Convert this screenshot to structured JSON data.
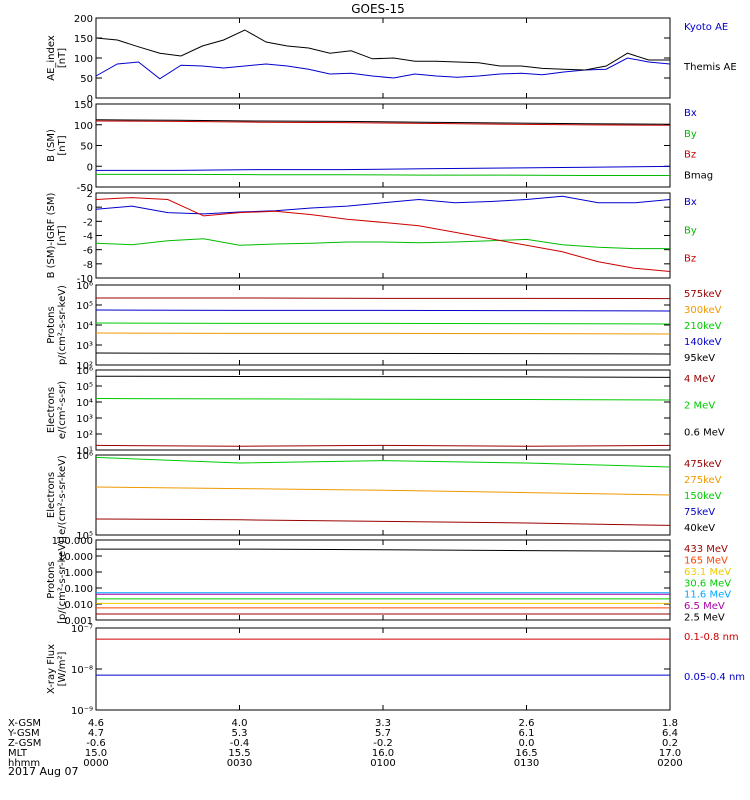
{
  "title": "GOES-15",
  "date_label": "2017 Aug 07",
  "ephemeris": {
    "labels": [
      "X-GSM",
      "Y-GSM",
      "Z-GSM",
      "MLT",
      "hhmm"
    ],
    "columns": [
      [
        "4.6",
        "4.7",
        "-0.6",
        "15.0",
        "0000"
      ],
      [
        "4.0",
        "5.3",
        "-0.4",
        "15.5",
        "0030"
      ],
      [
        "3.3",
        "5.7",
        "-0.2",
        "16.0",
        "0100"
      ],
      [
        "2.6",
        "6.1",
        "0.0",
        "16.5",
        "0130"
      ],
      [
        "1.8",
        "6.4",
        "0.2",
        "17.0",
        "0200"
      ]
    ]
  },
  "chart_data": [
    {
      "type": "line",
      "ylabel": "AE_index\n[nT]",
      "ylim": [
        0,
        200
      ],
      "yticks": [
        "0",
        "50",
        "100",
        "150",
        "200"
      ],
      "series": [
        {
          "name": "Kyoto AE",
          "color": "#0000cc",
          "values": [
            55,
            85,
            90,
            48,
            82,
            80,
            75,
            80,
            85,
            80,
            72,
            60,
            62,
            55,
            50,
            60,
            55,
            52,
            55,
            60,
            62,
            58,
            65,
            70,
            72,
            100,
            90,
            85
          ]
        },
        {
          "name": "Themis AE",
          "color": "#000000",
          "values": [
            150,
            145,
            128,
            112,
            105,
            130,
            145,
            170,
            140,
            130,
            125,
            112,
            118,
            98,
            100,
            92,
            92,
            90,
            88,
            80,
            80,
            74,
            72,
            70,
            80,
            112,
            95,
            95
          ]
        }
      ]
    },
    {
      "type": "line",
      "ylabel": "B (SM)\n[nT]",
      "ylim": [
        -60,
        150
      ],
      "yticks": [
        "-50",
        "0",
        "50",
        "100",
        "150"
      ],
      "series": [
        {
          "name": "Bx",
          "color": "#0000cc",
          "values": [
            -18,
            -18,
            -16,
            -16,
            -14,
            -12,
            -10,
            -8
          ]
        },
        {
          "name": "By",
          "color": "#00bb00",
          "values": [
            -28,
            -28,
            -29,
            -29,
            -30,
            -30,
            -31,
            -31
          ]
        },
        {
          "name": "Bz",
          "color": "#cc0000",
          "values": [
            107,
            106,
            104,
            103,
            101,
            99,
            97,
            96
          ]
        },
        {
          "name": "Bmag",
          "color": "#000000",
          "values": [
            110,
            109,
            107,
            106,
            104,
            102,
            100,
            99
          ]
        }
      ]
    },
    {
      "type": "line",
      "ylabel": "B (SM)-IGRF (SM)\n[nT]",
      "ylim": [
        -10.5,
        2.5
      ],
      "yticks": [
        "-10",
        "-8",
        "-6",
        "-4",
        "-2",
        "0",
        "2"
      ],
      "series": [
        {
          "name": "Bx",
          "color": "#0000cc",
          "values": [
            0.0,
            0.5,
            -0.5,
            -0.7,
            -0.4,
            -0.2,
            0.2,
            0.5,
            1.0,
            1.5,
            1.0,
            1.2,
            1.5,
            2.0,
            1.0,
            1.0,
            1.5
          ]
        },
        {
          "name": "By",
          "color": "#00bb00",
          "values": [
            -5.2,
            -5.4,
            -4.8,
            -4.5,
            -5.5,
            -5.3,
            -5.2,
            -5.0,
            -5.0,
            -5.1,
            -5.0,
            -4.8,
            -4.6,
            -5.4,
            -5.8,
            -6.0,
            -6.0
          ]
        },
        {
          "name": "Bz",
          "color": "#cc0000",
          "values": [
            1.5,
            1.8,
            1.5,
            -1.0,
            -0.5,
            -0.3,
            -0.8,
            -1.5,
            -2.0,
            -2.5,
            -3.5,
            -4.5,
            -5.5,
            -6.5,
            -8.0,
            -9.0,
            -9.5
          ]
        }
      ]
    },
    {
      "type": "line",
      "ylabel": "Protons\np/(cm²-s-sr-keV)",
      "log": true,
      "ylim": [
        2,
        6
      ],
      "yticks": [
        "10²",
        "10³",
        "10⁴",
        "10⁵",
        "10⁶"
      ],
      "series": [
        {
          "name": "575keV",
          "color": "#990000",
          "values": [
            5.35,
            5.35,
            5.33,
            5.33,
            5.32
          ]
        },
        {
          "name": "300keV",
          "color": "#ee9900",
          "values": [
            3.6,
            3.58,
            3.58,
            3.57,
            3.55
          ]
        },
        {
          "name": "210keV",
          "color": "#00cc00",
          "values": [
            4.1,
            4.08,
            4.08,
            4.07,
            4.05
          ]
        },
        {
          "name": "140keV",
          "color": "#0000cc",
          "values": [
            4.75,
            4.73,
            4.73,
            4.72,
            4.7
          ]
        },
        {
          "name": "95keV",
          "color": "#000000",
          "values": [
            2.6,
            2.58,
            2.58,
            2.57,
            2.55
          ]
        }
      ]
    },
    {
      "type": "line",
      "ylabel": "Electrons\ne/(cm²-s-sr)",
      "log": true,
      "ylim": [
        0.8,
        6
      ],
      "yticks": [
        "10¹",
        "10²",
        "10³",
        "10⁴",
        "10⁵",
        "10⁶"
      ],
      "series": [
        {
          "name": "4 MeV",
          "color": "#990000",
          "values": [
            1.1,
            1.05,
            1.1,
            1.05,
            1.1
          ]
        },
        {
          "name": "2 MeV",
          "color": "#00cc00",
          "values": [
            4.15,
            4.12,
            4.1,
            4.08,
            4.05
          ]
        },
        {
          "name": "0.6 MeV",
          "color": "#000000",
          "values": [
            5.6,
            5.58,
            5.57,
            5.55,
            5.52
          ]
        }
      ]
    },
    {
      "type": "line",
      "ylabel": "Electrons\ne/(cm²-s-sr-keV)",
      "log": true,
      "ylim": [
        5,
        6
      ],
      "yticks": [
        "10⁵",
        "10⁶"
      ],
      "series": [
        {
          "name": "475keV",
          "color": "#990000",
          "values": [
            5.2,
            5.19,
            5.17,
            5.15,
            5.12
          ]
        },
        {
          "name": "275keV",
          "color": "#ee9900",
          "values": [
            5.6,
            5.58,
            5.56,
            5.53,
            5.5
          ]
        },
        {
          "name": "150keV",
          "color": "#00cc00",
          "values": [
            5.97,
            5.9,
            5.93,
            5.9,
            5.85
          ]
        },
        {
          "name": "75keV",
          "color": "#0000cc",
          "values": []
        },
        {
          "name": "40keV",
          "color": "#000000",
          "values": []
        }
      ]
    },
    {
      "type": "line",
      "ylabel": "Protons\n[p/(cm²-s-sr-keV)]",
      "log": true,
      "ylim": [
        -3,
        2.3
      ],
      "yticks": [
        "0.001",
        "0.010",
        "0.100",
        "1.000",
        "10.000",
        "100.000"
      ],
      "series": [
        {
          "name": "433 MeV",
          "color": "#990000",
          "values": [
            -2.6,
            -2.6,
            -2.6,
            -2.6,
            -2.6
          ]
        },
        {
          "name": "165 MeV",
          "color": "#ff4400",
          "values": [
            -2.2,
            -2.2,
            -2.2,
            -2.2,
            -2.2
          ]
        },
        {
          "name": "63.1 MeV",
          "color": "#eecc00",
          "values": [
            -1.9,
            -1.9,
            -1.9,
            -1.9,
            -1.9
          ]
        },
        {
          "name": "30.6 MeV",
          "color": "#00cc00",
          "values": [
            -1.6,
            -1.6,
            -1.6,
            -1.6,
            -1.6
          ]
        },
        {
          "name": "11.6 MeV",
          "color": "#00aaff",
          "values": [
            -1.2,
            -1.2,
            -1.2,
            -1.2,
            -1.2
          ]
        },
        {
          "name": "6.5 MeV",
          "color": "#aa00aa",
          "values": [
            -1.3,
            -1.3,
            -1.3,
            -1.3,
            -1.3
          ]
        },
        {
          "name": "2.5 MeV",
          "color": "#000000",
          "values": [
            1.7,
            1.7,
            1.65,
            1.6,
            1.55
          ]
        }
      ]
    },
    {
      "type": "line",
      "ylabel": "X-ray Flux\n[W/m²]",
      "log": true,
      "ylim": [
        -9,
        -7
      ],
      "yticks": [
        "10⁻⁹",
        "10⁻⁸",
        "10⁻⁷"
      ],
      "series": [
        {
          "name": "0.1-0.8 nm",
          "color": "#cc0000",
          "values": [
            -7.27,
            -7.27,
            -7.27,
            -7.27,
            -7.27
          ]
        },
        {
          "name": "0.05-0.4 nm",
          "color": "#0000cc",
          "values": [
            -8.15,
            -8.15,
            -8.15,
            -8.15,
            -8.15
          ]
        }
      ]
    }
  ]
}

--

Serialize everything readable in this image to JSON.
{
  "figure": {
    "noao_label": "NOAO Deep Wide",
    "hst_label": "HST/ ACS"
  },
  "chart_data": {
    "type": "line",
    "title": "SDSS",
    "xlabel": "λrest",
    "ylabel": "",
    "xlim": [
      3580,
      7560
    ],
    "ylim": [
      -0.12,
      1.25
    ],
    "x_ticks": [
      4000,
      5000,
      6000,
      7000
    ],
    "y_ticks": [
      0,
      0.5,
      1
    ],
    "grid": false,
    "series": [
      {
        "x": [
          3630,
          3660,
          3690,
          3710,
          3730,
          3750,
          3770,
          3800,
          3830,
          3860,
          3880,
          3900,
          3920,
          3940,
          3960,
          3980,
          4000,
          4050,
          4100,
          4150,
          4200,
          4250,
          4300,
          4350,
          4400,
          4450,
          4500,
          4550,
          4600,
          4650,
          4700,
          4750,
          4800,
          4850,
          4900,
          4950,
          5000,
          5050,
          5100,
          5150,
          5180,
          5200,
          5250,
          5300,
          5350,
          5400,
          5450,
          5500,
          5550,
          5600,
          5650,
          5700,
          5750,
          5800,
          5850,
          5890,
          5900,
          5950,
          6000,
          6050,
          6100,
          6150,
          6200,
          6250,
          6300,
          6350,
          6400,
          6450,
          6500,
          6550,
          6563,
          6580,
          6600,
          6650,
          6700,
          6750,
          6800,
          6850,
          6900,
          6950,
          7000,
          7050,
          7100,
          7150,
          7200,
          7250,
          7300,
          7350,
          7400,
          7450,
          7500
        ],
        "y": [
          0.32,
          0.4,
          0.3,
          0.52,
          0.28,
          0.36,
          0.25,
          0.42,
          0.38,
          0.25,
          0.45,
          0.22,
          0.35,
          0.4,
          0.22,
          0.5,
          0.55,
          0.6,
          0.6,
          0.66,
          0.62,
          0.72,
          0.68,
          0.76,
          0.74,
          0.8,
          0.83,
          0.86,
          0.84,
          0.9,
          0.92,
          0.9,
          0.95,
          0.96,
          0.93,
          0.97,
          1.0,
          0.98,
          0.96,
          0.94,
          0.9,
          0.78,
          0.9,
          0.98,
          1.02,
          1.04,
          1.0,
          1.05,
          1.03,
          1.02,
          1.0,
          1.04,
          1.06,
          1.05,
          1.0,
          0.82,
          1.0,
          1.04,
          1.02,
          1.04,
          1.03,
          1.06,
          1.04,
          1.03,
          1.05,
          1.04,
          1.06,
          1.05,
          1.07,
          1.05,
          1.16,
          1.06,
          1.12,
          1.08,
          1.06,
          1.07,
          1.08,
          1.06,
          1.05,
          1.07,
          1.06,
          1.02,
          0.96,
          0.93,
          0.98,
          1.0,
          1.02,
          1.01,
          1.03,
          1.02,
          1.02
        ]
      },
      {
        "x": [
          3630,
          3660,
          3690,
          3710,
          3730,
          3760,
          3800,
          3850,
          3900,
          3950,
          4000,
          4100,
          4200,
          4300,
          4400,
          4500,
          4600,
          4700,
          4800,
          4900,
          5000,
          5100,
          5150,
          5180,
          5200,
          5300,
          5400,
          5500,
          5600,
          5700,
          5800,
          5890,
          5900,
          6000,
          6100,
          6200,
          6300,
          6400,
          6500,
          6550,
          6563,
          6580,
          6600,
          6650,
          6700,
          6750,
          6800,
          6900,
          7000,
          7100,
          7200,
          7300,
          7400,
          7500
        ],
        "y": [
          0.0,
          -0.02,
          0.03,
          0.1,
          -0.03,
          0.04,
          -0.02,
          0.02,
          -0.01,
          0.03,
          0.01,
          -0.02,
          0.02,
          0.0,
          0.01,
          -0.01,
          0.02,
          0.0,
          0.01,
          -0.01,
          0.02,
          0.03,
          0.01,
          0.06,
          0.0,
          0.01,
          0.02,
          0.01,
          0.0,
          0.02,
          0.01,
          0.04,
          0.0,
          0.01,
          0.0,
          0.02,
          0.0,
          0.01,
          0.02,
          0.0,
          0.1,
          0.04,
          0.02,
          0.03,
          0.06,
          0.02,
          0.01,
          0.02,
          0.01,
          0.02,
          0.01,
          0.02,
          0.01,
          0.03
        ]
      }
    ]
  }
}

**Aim of the task:** Tell how many lines contain the word "this", using only the number.

**The reply:** 2